> What this task involves: Give every line back verbatim, dropping all images.

> Supplied records:

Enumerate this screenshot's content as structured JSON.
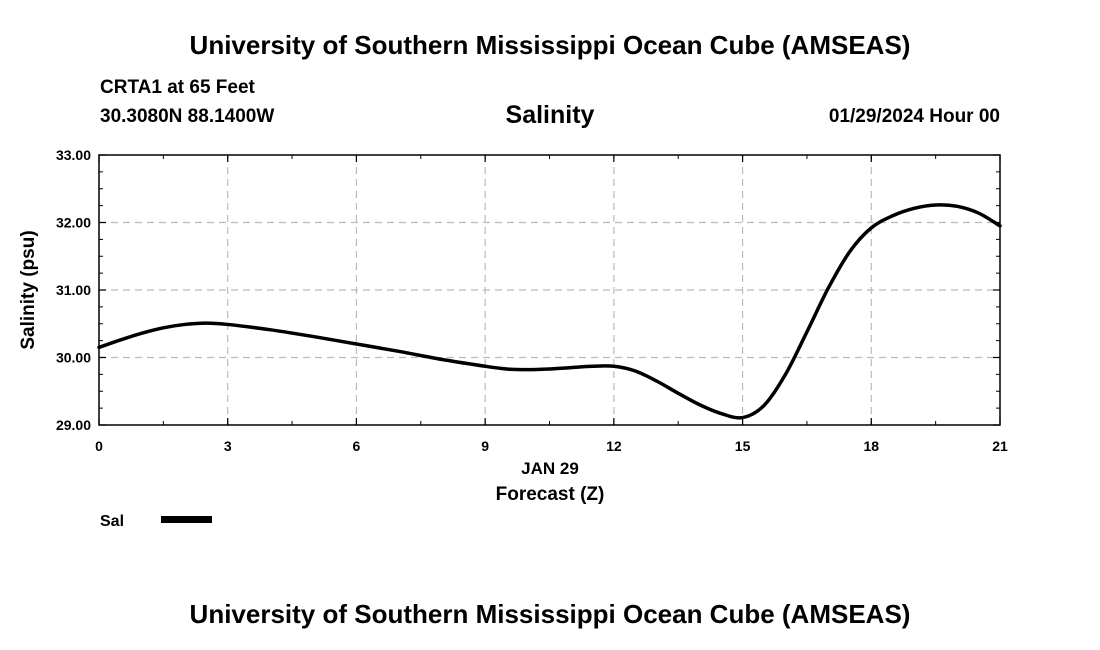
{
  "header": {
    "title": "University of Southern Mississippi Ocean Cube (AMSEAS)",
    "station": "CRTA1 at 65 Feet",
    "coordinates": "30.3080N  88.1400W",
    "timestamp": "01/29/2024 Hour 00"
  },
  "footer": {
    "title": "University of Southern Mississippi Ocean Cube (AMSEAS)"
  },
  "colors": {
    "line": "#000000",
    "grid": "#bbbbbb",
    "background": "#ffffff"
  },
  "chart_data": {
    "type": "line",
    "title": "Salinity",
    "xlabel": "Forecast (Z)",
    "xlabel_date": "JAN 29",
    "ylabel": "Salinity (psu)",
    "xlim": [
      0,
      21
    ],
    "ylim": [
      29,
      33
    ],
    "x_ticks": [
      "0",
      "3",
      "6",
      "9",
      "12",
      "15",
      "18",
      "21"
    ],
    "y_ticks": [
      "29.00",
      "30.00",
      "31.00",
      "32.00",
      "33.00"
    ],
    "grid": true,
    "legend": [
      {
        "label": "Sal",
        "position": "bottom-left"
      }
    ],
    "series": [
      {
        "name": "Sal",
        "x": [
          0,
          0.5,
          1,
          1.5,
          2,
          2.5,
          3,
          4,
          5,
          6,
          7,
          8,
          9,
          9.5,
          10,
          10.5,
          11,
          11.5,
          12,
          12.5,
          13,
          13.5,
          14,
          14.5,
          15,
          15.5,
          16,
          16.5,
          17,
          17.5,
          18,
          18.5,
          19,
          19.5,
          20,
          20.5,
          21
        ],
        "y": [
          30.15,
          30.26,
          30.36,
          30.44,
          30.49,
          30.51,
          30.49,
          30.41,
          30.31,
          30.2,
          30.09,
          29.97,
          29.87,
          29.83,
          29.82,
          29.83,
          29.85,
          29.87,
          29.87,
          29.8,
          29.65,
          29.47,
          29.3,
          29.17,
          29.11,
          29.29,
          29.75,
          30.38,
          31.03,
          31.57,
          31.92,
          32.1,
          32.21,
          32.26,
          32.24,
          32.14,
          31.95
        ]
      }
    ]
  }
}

> Exercise result:
Enumerate this screenshot's content as structured JSON.
{
  "header": {
    "title": "University of Southern Mississippi Ocean Cube (AMSEAS)",
    "station": "CRTA1 at 65 Feet",
    "coordinates": "30.3080N  88.1400W",
    "timestamp": "01/29/2024 Hour 00"
  },
  "footer": {
    "title": "University of Southern Mississippi Ocean Cube (AMSEAS)"
  },
  "colors": {
    "line": "#000000",
    "grid": "#bbbbbb",
    "background": "#ffffff"
  },
  "chart_data": {
    "type": "line",
    "title": "Salinity",
    "xlabel": "Forecast (Z)",
    "xlabel_date": "JAN 29",
    "ylabel": "Salinity (psu)",
    "xlim": [
      0,
      21
    ],
    "ylim": [
      29,
      33
    ],
    "x_ticks": [
      "0",
      "3",
      "6",
      "9",
      "12",
      "15",
      "18",
      "21"
    ],
    "y_ticks": [
      "29.00",
      "30.00",
      "31.00",
      "32.00",
      "33.00"
    ],
    "grid": true,
    "legend": [
      {
        "label": "Sal",
        "position": "bottom-left"
      }
    ],
    "series": [
      {
        "name": "Sal",
        "x": [
          0,
          0.5,
          1,
          1.5,
          2,
          2.5,
          3,
          4,
          5,
          6,
          7,
          8,
          9,
          9.5,
          10,
          10.5,
          11,
          11.5,
          12,
          12.5,
          13,
          13.5,
          14,
          14.5,
          15,
          15.5,
          16,
          16.5,
          17,
          17.5,
          18,
          18.5,
          19,
          19.5,
          20,
          20.5,
          21
        ],
        "y": [
          30.15,
          30.26,
          30.36,
          30.44,
          30.49,
          30.51,
          30.49,
          30.41,
          30.31,
          30.2,
          30.09,
          29.97,
          29.87,
          29.83,
          29.82,
          29.83,
          29.85,
          29.87,
          29.87,
          29.8,
          29.65,
          29.47,
          29.3,
          29.17,
          29.11,
          29.29,
          29.75,
          30.38,
          31.03,
          31.57,
          31.92,
          32.1,
          32.21,
          32.26,
          32.24,
          32.14,
          31.95
        ]
      }
    ]
  }
}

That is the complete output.